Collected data
-- -- --
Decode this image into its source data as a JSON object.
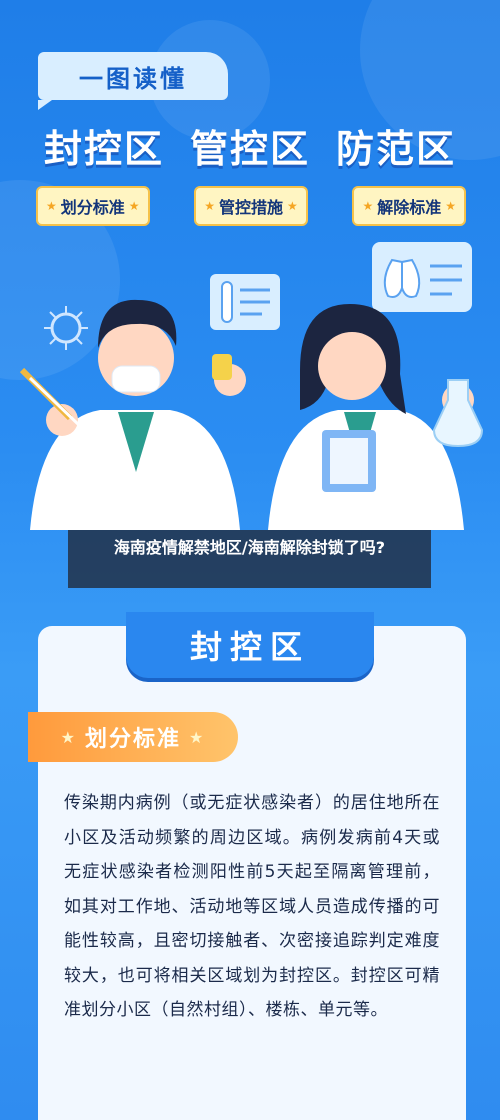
{
  "tag": "一图读懂",
  "headline": [
    "封控区",
    "管控区",
    "防范区"
  ],
  "pills": [
    "划分标准",
    "管控措施",
    "解除标准"
  ],
  "caption": "海南疫情解禁地区/海南解除封锁了吗?",
  "card": {
    "title": "封控区",
    "subtitle": "划分标准",
    "body": "传染期内病例（或无症状感染者）的居住地所在小区及活动频繁的周边区域。病例发病前4天或无症状感染者检测阳性前5天起至隔离管理前，如其对工作地、活动地等区域人员造成传播的可能性较高，且密切接触者、次密接追踪判定难度较大，也可将相关区域划为封控区。封控区可精准划分小区（自然村组）、楼栋、单元等。"
  }
}
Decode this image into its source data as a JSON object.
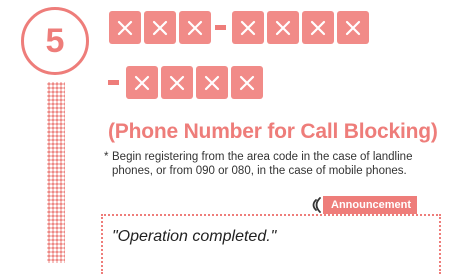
{
  "step": {
    "number": "5"
  },
  "number_format": {
    "first_group_count": 3,
    "second_group_count": 4,
    "third_group_count": 4,
    "placeholder_icon": "x-icon"
  },
  "title": "(Phone Number for Call Blocking)",
  "note": {
    "marker": "*",
    "line1": "Begin registering from the area code in the case of landline",
    "line2": "phones, or from 090 or 080, in the case of mobile phones."
  },
  "announcement": {
    "tag_label": "Announcement",
    "icon": "sound-waves-icon",
    "quote": "\"Operation completed.\""
  },
  "colors": {
    "accent": "#ee7d7a",
    "box_fill": "#f18b88",
    "text": "#333333"
  }
}
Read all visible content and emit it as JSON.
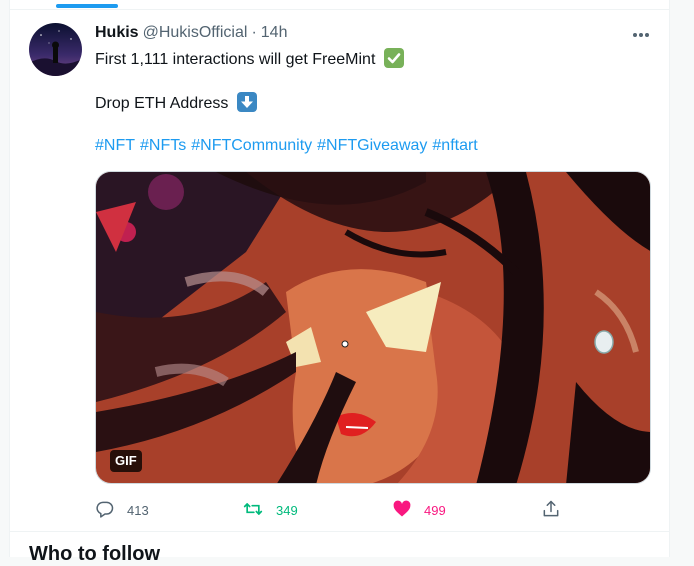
{
  "tweet": {
    "display_name": "Hukis",
    "handle": "@HukisOfficial",
    "separator": "·",
    "time": "14h",
    "line1": "First 1,111 interactions will get FreeMint",
    "line2": "Drop ETH Address",
    "hashtags": [
      "#NFT",
      "#NFTs",
      "#NFTCommunity",
      "#NFTGiveaway",
      "#nftart"
    ],
    "media_badge": "GIF"
  },
  "actions": {
    "reply_count": "413",
    "retweet_count": "349",
    "like_count": "499"
  },
  "section": {
    "heading": "Who to follow"
  },
  "colors": {
    "accent": "#1d9bf0",
    "retweet": "#00ba7c",
    "like": "#f91880",
    "muted": "#536471"
  },
  "icons": {
    "more": "more-horizontal-icon",
    "check_emoji": "check-mark-button-icon",
    "down_emoji": "down-arrow-icon",
    "reply": "reply-icon",
    "retweet": "retweet-icon",
    "like": "heart-icon",
    "share": "share-icon"
  }
}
-- -- --
_STATED TASK_
Nothing in the entries should change as you copy them, except that the pictures are left out.

_THE REPLY_
Decode this image into its source data as a JSON object.
{
  "tag": "一图读懂",
  "headline": [
    "封控区",
    "管控区",
    "防范区"
  ],
  "pills": [
    "划分标准",
    "管控措施",
    "解除标准"
  ],
  "caption": "海南疫情解禁地区/海南解除封锁了吗?",
  "card": {
    "title": "封控区",
    "subtitle": "划分标准",
    "body": "传染期内病例（或无症状感染者）的居住地所在小区及活动频繁的周边区域。病例发病前4天或无症状感染者检测阳性前5天起至隔离管理前，如其对工作地、活动地等区域人员造成传播的可能性较高，且密切接触者、次密接追踪判定难度较大，也可将相关区域划为封控区。封控区可精准划分小区（自然村组）、楼栋、单元等。"
  }
}
Decode this image into its source data as a JSON object.
{
  "step": {
    "number": "5"
  },
  "number_format": {
    "first_group_count": 3,
    "second_group_count": 4,
    "third_group_count": 4,
    "placeholder_icon": "x-icon"
  },
  "title": "(Phone Number for Call Blocking)",
  "note": {
    "marker": "*",
    "line1": "Begin registering from the area code in the case of landline",
    "line2": "phones, or from 090 or 080, in the case of mobile phones."
  },
  "announcement": {
    "tag_label": "Announcement",
    "icon": "sound-waves-icon",
    "quote": "\"Operation completed.\""
  },
  "colors": {
    "accent": "#ee7d7a",
    "box_fill": "#f18b88",
    "text": "#333333"
  }
}
Read all visible content and emit it as JSON.
{
  "tweet": {
    "display_name": "Hukis",
    "handle": "@HukisOfficial",
    "separator": "·",
    "time": "14h",
    "line1": "First 1,111 interactions will get FreeMint",
    "line2": "Drop ETH Address",
    "hashtags": [
      "#NFT",
      "#NFTs",
      "#NFTCommunity",
      "#NFTGiveaway",
      "#nftart"
    ],
    "media_badge": "GIF"
  },
  "actions": {
    "reply_count": "413",
    "retweet_count": "349",
    "like_count": "499"
  },
  "section": {
    "heading": "Who to follow"
  },
  "colors": {
    "accent": "#1d9bf0",
    "retweet": "#00ba7c",
    "like": "#f91880",
    "muted": "#536471"
  },
  "icons": {
    "more": "more-horizontal-icon",
    "check_emoji": "check-mark-button-icon",
    "down_emoji": "down-arrow-icon",
    "reply": "reply-icon",
    "retweet": "retweet-icon",
    "like": "heart-icon",
    "share": "share-icon"
  }
}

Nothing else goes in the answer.